SHORT PROBLEM:
Return verbatim the run of lines that opens with the line holding "Extract all readable text from this page." and closes with the last line of the records.

ENTRIES:
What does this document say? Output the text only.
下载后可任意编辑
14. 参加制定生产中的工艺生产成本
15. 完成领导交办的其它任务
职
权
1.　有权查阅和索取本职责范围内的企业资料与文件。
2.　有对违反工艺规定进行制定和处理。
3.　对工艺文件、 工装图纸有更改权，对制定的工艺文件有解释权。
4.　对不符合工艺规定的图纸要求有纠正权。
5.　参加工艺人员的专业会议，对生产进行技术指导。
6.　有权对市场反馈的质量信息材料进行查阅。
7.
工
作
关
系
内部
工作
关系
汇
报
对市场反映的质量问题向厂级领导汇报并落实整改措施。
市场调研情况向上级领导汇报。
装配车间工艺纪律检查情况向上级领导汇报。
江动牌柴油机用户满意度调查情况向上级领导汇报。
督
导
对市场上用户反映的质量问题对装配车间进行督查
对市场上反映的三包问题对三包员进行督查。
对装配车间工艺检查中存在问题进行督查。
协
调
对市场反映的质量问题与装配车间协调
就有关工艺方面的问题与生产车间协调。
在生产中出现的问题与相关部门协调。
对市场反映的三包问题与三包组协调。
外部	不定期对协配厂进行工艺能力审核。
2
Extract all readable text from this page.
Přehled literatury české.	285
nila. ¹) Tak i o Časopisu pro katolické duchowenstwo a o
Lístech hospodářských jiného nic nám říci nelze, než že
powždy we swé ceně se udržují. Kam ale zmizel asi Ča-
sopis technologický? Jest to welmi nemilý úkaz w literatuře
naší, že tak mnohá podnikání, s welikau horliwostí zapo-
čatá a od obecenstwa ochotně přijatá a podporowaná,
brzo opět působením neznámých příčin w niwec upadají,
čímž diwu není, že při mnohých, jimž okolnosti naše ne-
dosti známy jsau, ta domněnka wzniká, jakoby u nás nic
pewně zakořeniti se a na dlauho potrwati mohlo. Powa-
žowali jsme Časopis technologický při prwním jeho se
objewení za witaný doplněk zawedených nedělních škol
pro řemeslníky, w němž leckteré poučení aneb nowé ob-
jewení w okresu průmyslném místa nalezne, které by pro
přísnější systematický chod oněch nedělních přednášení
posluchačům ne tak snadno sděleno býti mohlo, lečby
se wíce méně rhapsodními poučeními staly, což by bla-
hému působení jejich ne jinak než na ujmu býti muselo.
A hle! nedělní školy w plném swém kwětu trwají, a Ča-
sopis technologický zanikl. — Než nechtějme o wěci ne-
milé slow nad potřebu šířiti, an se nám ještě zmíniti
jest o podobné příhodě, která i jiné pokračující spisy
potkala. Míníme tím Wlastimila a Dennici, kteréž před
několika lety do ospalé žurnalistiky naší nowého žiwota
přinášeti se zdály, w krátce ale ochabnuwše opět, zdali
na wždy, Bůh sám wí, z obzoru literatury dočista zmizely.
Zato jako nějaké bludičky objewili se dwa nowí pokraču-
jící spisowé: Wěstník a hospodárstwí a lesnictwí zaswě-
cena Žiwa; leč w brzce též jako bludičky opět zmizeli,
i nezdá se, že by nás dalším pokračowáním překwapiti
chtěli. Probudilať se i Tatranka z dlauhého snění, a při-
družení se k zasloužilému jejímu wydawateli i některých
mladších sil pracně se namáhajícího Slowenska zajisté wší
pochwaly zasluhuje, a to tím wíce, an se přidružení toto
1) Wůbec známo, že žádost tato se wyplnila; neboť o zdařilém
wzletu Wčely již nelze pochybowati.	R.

THE RESPONSE:
Extract all readable text from this page.
Přehled literatury české.	285
nila. ¹) Tak i o Časopisu pro katolické duchowenstwo a o
Lístech hospodářských jiného nic nám říci nelze, než že
powždy we swé ceně se udržují. Kam ale zmizel asi Ča-
sopis technologický? Jest to welmi nemilý úkaz w literatuře
naší, že tak mnohá podnikání, s welikau horliwostí zapo-
čatá a od obecenstwa ochotně přijatá a podporowaná,
brzo opět působením neznámých příčin w niwec upadají,
čímž diwu není, že při mnohých, jimž okolnosti naše ne-
dosti známy jsau, ta domněnka wzniká, jakoby u nás nic
pewně zakořeniti se a na dlauho potrwati mohlo. Powa-
žowali jsme Časopis technologický při prwním jeho se
objewení za witaný doplněk zawedených nedělních škol
pro řemeslníky, w němž leckteré poučení aneb nowé ob-
jewení w okresu průmyslném místa nalezne, které by pro
přísnější systematický chod oněch nedělních přednášení
posluchačům ne tak snadno sděleno býti mohlo, lečby
se wíce méně rhapsodními poučeními staly, což by bla-
hému působení jejich ne jinak než na ujmu býti muselo.
A hle! nedělní školy w plném swém kwětu trwají, a Ča-
sopis technologický zanikl. — Než nechtějme o wěci ne-
milé slow nad potřebu šířiti, an se nám ještě zmíniti
jest o podobné příhodě, která i jiné pokračující spisy
potkala. Míníme tím Wlastimila a Dennici, kteréž před
několika lety do ospalé žurnalistiky naší nowého žiwota
přinášeti se zdály, w krátce ale ochabnuwše opět, zdali
na wždy, Bůh sám wí, z obzoru literatury dočista zmizely.
Zato jako nějaké bludičky objewili se dwa nowí pokraču-
jící spisowé: Wěstník a hospodárstwí a lesnictwí zaswě-
cena Žiwa; leč w brzce též jako bludičky opět zmizeli,
i nezdá se, že by nás dalším pokračowáním překwapiti
chtěli. Probudilať se i Tatranka z dlauhého snění, a při-
družení se k zasloužilému jejímu wydawateli i některých
mladších sil pracně se namáhajícího Slowenska zajisté wší
pochwaly zasluhuje, a to tím wíce, an se přidružení toto
1) Wůbec známo, že žádost tato se wyplnila; neboť o zdařilém
wzletu Wčely již nelze pochybowati.	R.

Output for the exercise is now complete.